━━━ RECORDS PROVIDED ━━━
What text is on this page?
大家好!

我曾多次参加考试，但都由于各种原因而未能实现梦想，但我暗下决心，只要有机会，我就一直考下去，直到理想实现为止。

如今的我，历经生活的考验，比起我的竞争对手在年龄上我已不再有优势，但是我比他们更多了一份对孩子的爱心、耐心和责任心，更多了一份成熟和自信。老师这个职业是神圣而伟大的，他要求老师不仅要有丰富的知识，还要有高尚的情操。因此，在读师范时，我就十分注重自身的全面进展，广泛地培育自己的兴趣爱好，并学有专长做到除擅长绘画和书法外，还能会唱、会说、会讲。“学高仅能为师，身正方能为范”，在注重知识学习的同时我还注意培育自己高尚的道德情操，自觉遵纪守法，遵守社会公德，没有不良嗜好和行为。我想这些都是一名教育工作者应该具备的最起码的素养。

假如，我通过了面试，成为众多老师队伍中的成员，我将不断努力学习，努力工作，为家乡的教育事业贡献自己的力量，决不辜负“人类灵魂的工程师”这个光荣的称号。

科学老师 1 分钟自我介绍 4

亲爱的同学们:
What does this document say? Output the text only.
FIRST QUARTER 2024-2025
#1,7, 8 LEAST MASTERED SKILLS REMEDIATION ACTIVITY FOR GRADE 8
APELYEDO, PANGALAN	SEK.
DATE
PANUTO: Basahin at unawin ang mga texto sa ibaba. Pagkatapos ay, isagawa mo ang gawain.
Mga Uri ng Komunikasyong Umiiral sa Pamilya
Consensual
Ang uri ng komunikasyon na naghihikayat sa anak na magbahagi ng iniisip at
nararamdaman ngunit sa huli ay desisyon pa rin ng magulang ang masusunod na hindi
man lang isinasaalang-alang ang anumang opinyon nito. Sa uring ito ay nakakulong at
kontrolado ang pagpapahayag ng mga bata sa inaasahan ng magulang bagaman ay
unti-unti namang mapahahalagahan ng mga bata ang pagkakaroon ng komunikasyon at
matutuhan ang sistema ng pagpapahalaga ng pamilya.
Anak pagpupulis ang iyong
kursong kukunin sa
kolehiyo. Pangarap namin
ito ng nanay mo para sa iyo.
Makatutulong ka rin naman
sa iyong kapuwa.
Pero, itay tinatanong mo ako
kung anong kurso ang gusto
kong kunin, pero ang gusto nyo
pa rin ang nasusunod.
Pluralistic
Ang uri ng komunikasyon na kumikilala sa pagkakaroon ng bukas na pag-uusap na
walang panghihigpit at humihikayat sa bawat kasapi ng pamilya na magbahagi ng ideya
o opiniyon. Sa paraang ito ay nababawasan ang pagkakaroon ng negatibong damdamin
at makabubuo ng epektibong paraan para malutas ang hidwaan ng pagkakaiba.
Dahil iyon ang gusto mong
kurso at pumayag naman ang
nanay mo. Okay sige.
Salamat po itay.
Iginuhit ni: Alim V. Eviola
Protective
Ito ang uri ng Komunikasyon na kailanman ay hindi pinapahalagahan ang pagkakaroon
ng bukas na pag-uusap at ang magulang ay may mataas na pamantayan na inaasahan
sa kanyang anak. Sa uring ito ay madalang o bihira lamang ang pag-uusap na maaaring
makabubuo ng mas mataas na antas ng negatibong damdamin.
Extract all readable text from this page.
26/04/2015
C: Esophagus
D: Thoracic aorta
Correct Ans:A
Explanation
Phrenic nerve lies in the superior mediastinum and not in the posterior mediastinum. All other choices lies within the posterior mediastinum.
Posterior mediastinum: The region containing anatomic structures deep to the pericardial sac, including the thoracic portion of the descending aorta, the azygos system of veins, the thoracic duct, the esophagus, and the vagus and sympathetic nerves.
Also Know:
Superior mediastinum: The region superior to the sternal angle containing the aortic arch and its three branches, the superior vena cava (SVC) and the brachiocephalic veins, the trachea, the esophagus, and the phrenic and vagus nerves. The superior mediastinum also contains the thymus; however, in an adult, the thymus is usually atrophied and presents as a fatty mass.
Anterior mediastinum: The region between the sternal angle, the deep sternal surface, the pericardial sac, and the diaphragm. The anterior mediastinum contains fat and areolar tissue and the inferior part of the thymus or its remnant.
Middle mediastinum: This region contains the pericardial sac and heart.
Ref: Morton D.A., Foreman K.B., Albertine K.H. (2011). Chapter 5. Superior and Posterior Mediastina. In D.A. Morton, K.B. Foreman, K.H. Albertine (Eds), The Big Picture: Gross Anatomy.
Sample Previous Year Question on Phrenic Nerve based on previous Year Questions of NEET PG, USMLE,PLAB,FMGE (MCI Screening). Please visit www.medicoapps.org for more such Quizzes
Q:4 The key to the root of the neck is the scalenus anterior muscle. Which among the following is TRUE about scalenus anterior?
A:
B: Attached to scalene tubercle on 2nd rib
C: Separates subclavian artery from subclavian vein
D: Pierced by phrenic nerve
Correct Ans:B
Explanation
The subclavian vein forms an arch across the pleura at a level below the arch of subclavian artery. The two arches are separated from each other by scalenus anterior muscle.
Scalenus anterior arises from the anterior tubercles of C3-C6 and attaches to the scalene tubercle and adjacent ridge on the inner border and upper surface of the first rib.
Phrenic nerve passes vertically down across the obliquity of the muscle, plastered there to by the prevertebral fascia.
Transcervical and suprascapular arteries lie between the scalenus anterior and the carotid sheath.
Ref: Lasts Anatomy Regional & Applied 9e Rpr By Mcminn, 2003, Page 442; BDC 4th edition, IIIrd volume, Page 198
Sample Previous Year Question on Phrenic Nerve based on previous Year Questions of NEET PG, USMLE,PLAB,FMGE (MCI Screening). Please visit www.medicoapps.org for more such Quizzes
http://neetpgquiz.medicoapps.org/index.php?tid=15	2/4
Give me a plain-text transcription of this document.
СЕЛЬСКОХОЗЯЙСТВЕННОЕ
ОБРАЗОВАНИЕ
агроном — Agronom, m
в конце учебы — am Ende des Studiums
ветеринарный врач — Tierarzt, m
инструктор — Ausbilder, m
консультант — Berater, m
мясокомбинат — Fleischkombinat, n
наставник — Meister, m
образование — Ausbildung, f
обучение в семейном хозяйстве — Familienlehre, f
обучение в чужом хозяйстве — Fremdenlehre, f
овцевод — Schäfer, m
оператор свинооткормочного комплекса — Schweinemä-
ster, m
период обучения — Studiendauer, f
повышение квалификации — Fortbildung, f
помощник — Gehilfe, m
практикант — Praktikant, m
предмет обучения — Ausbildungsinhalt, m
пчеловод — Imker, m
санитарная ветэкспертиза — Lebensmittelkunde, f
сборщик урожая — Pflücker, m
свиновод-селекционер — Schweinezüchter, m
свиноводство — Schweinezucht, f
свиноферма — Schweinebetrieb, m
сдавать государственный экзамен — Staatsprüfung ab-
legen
━━━
» REQUIRED TASK
Filter for "tubercle". Return all lines that hold it.

» EXERCISE RESULT
B: Attached to scalene tubercle on 2nd rib
Scalenus anterior arises from the anterior tubercles of C3-C6 and attaches to the scalene tubercle and adjacent ridge on the inner border and upper surface of the first rib.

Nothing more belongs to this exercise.